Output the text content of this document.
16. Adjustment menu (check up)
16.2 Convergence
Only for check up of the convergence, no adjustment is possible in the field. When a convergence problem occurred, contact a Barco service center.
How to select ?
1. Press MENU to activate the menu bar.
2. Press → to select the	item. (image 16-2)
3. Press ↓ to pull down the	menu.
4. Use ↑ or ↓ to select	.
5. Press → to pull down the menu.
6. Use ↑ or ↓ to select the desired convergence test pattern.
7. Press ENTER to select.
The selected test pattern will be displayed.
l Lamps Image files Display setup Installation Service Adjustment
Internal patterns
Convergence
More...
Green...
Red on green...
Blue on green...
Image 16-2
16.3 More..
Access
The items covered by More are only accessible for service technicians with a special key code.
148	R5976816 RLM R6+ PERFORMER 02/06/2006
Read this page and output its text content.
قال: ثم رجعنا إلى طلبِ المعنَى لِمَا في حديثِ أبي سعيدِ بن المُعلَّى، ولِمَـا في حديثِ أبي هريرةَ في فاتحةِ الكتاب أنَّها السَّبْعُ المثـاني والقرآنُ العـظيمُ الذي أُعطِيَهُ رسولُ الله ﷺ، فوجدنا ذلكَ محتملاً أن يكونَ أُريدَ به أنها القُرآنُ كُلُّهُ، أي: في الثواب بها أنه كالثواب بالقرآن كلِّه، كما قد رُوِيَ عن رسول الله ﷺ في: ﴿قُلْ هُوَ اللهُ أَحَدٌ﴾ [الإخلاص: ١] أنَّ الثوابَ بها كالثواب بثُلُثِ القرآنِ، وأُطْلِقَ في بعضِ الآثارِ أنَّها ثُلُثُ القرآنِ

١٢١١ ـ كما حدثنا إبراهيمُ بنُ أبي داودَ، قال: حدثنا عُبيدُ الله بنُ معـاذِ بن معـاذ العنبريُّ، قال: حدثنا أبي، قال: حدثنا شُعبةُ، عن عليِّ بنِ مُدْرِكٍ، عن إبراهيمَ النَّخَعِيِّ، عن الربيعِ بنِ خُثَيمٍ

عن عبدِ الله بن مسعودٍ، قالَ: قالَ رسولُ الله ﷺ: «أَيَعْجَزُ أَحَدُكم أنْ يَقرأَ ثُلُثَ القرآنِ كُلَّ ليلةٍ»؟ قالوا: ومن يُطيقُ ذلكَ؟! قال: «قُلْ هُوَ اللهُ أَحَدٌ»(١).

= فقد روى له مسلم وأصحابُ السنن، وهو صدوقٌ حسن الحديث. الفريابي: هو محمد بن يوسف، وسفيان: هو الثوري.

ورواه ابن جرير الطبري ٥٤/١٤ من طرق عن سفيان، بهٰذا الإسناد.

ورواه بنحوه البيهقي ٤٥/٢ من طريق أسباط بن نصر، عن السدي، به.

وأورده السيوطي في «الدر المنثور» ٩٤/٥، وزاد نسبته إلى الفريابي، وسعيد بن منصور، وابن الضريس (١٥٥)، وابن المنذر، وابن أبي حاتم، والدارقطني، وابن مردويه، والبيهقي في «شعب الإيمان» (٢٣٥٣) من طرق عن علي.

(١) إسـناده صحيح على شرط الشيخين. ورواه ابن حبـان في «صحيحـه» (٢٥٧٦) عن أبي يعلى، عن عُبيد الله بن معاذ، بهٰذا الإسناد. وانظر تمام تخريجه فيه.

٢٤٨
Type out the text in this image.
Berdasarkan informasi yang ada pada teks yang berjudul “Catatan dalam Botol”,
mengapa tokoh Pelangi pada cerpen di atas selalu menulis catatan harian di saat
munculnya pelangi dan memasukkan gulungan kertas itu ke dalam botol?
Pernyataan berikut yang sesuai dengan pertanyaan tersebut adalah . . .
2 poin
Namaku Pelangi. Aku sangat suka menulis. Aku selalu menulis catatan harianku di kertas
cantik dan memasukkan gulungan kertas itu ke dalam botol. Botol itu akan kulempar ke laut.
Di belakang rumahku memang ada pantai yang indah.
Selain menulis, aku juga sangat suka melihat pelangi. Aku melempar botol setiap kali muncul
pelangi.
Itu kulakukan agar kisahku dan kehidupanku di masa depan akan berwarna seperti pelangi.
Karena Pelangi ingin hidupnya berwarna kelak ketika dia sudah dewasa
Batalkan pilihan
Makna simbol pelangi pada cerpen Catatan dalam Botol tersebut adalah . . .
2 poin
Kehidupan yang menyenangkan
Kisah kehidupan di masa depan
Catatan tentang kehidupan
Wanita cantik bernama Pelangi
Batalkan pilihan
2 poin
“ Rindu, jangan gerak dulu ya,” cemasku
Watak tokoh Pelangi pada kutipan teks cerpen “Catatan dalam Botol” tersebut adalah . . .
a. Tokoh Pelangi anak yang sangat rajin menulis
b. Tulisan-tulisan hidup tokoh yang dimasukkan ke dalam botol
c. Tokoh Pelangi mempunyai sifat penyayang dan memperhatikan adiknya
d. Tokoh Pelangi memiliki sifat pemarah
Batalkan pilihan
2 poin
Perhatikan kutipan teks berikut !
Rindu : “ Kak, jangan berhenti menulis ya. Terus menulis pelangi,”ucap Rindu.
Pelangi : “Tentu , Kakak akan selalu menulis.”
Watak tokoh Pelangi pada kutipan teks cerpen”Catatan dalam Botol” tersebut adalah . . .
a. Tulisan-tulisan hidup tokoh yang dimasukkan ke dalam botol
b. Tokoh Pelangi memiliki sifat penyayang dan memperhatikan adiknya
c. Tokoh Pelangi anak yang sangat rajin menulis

▶ [Given problem]:
Take the entries above and transcribe them in full.

▶ [Reply to the task]:
Output the text content of this document.
16. Adjustment menu (check up)
16.2 Convergence
Only for check up of the convergence, no adjustment is possible in the field. When a convergence problem occurred, contact a Barco service center.
How to select ?
1. Press MENU to activate the menu bar.
2. Press → to select the	item. (image 16-2)
3. Press ↓ to pull down the	menu.
4. Use ↑ or ↓ to select	.
5. Press → to pull down the menu.
6. Use ↑ or ↓ to select the desired convergence test pattern.
7. Press ENTER to select.
The selected test pattern will be displayed.
l Lamps Image files Display setup Installation Service Adjustment
Internal patterns
Convergence
More...
Green...
Red on green...
Blue on green...
Image 16-2
16.3 More..
Access
The items covered by More are only accessible for service technicians with a special key code.
148	R5976816 RLM R6+ PERFORMER 02/06/2006
Read this page and output its text content.
قال: ثم رجعنا إلى طلبِ المعنَى لِمَا في حديثِ أبي سعيدِ بن المُعلَّى، ولِمَـا في حديثِ أبي هريرةَ في فاتحةِ الكتاب أنَّها السَّبْعُ المثـاني والقرآنُ العـظيمُ الذي أُعطِيَهُ رسولُ الله ﷺ، فوجدنا ذلكَ محتملاً أن يكونَ أُريدَ به أنها القُرآنُ كُلُّهُ، أي: في الثواب بها أنه كالثواب بالقرآن كلِّه، كما قد رُوِيَ عن رسول الله ﷺ في: ﴿قُلْ هُوَ اللهُ أَحَدٌ﴾ [الإخلاص: ١] أنَّ الثوابَ بها كالثواب بثُلُثِ القرآنِ، وأُطْلِقَ في بعضِ الآثارِ أنَّها ثُلُثُ القرآنِ

١٢١١ ـ كما حدثنا إبراهيمُ بنُ أبي داودَ، قال: حدثنا عُبيدُ الله بنُ معـاذِ بن معـاذ العنبريُّ، قال: حدثنا أبي، قال: حدثنا شُعبةُ، عن عليِّ بنِ مُدْرِكٍ، عن إبراهيمَ النَّخَعِيِّ، عن الربيعِ بنِ خُثَيمٍ

عن عبدِ الله بن مسعودٍ، قالَ: قالَ رسولُ الله ﷺ: «أَيَعْجَزُ أَحَدُكم أنْ يَقرأَ ثُلُثَ القرآنِ كُلَّ ليلةٍ»؟ قالوا: ومن يُطيقُ ذلكَ؟! قال: «قُلْ هُوَ اللهُ أَحَدٌ»(١).

= فقد روى له مسلم وأصحابُ السنن، وهو صدوقٌ حسن الحديث. الفريابي: هو محمد بن يوسف، وسفيان: هو الثوري.

ورواه ابن جرير الطبري ٥٤/١٤ من طرق عن سفيان، بهٰذا الإسناد.

ورواه بنحوه البيهقي ٤٥/٢ من طريق أسباط بن نصر، عن السدي، به.

وأورده السيوطي في «الدر المنثور» ٩٤/٥، وزاد نسبته إلى الفريابي، وسعيد بن منصور، وابن الضريس (١٥٥)، وابن المنذر، وابن أبي حاتم، والدارقطني، وابن مردويه، والبيهقي في «شعب الإيمان» (٢٣٥٣) من طرق عن علي.

(١) إسـناده صحيح على شرط الشيخين. ورواه ابن حبـان في «صحيحـه» (٢٥٧٦) عن أبي يعلى، عن عُبيد الله بن معاذ، بهٰذا الإسناد. وانظر تمام تخريجه فيه.

٢٤٨
Type out the text in this image.
Berdasarkan informasi yang ada pada teks yang berjudul “Catatan dalam Botol”,
mengapa tokoh Pelangi pada cerpen di atas selalu menulis catatan harian di saat
munculnya pelangi dan memasukkan gulungan kertas itu ke dalam botol?
Pernyataan berikut yang sesuai dengan pertanyaan tersebut adalah . . .
2 poin
Namaku Pelangi. Aku sangat suka menulis. Aku selalu menulis catatan harianku di kertas
cantik dan memasukkan gulungan kertas itu ke dalam botol. Botol itu akan kulempar ke laut.
Di belakang rumahku memang ada pantai yang indah.
Selain menulis, aku juga sangat suka melihat pelangi. Aku melempar botol setiap kali muncul
pelangi.
Itu kulakukan agar kisahku dan kehidupanku di masa depan akan berwarna seperti pelangi.
Karena Pelangi ingin hidupnya berwarna kelak ketika dia sudah dewasa
Batalkan pilihan
Makna simbol pelangi pada cerpen Catatan dalam Botol tersebut adalah . . .
2 poin
Kehidupan yang menyenangkan
Kisah kehidupan di masa depan
Catatan tentang kehidupan
Wanita cantik bernama Pelangi
Batalkan pilihan
2 poin
“ Rindu, jangan gerak dulu ya,” cemasku
Watak tokoh Pelangi pada kutipan teks cerpen “Catatan dalam Botol” tersebut adalah . . .
a. Tokoh Pelangi anak yang sangat rajin menulis
b. Tulisan-tulisan hidup tokoh yang dimasukkan ke dalam botol
c. Tokoh Pelangi mempunyai sifat penyayang dan memperhatikan adiknya
d. Tokoh Pelangi memiliki sifat pemarah
Batalkan pilihan
2 poin
Perhatikan kutipan teks berikut !
Rindu : “ Kak, jangan berhenti menulis ya. Terus menulis pelangi,”ucap Rindu.
Pelangi : “Tentu , Kakak akan selalu menulis.”
Watak tokoh Pelangi pada kutipan teks cerpen”Catatan dalam Botol” tersebut adalah . . .
a. Tulisan-tulisan hidup tokoh yang dimasukkan ke dalam botol
b. Tokoh Pelangi memiliki sifat penyayang dan memperhatikan adiknya
c. Tokoh Pelangi anak yang sangat rajin menulis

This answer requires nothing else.